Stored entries

►

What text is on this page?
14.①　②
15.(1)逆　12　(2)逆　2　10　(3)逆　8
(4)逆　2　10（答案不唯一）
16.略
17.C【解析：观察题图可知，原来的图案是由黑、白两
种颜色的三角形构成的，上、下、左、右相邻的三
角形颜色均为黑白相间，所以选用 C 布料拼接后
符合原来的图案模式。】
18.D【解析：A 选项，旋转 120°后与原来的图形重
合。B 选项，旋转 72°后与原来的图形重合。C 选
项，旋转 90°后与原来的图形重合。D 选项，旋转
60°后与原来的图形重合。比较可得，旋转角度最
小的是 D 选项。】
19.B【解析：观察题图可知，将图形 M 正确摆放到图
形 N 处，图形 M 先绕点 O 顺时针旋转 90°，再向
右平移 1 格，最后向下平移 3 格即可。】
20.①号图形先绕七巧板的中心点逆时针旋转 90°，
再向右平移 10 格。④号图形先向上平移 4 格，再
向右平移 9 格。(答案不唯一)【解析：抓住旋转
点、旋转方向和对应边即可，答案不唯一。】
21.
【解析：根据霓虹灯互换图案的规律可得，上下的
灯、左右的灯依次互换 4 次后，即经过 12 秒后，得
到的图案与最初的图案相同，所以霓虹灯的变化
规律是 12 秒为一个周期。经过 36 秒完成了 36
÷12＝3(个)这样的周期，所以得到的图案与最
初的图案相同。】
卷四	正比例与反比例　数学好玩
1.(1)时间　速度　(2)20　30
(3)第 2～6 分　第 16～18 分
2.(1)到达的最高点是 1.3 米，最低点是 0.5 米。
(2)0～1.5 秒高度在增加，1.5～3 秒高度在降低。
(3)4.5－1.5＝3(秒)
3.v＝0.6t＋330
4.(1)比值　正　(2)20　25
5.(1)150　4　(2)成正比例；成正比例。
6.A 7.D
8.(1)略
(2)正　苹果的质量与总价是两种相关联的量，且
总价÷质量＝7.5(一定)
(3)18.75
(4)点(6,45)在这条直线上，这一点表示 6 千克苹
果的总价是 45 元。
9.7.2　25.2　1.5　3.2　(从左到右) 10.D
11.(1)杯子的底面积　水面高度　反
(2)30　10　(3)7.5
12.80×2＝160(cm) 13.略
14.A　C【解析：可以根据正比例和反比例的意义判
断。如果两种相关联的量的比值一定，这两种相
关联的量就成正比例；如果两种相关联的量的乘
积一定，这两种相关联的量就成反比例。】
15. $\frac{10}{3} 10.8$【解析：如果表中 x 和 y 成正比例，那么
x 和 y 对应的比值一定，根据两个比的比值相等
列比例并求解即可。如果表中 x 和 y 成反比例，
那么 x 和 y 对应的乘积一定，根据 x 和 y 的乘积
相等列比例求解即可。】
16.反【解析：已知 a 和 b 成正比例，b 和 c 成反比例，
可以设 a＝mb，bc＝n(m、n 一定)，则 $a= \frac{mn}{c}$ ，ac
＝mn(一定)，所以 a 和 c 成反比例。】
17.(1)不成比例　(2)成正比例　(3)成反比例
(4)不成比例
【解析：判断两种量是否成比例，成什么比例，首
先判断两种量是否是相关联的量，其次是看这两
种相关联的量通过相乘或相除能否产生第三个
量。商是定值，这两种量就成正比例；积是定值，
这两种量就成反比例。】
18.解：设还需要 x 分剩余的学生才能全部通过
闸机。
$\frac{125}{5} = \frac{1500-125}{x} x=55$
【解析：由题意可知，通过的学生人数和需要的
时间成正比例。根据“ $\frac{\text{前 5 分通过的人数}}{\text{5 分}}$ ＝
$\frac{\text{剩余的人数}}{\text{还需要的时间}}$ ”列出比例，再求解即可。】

◄

● **Request**:
Copy out all lines from the material above that contain the string "frac".

● **Result of the task**:
15. $\frac{10}{3} 10.8$【解析：如果表中 x 和 y 成正比例，那么
可以设 a＝mb，bc＝n(m、n 一定)，则 $a= \frac{mn}{c}$ ，ac
$\frac{125}{5} = \frac{1500-125}{x} x=55$
时间成正比例。根据“ $\frac{\text{前 5 分通过的人数}}{\text{5 分}}$ ＝
$\frac{\text{剩余的人数}}{\text{还需要的时间}}$ ”列出比例，再求解即可。】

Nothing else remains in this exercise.